(Part of a data file)
════

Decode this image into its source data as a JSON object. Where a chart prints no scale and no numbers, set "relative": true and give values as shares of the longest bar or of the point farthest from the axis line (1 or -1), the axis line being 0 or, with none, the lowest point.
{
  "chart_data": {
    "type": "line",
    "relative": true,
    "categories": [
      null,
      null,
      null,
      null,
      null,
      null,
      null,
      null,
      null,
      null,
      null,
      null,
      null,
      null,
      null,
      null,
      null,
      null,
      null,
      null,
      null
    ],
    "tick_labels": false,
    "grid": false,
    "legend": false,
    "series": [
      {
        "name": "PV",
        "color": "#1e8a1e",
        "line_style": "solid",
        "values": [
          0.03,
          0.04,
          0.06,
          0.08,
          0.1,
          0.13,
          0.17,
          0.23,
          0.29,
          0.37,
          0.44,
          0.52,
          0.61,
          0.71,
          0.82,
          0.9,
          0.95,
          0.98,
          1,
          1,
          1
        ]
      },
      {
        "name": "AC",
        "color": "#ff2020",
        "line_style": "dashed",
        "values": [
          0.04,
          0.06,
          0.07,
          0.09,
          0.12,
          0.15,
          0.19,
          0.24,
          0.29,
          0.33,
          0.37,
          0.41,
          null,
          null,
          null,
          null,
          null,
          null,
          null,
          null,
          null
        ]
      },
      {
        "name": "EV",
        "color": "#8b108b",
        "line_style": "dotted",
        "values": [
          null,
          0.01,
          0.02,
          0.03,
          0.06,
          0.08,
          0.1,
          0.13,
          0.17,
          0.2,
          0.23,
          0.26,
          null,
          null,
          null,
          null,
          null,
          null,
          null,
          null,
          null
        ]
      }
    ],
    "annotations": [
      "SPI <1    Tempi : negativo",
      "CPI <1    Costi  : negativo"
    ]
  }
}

════

**DIRECTIONS FOR THIS TASK**
Repeat each entry word for word.

**REPLY TO THE EXERCISE**
Decode this image into its source data as a JSON object. Where a chart prints no scale and no numbers, set "relative": true and give values as shares of the longest bar or of the point farthest from the axis line (1 or -1), the axis line being 0 or, with none, the lowest point.
{
  "chart_data": {
    "type": "line",
    "relative": true,
    "categories": [
      null,
      null,
      null,
      null,
      null,
      null,
      null,
      null,
      null,
      null,
      null,
      null,
      null,
      null,
      null,
      null,
      null,
      null,
      null,
      null,
      null
    ],
    "tick_labels": false,
    "grid": false,
    "legend": false,
    "series": [
      {
        "name": "PV",
        "color": "#1e8a1e",
        "line_style": "solid",
        "values": [
          0.03,
          0.04,
          0.06,
          0.08,
          0.1,
          0.13,
          0.17,
          0.23,
          0.29,
          0.37,
          0.44,
          0.52,
          0.61,
          0.71,
          0.82,
          0.9,
          0.95,
          0.98,
          1,
          1,
          1
        ]
      },
      {
        "name": "AC",
        "color": "#ff2020",
        "line_style": "dashed",
        "values": [
          0.04,
          0.06,
          0.07,
          0.09,
          0.12,
          0.15,
          0.19,
          0.24,
          0.29,
          0.33,
          0.37,
          0.41,
          null,
          null,
          null,
          null,
          null,
          null,
          null,
          null,
          null
        ]
      },
      {
        "name": "EV",
        "color": "#8b108b",
        "line_style": "dotted",
        "values": [
          null,
          0.01,
          0.02,
          0.03,
          0.06,
          0.08,
          0.1,
          0.13,
          0.17,
          0.2,
          0.23,
          0.26,
          null,
          null,
          null,
          null,
          null,
          null,
          null,
          null,
          null
        ]
      }
    ],
    "annotations": [
      "SPI <1    Tempi : negativo",
      "CPI <1    Costi  : negativo"
    ]
  }
}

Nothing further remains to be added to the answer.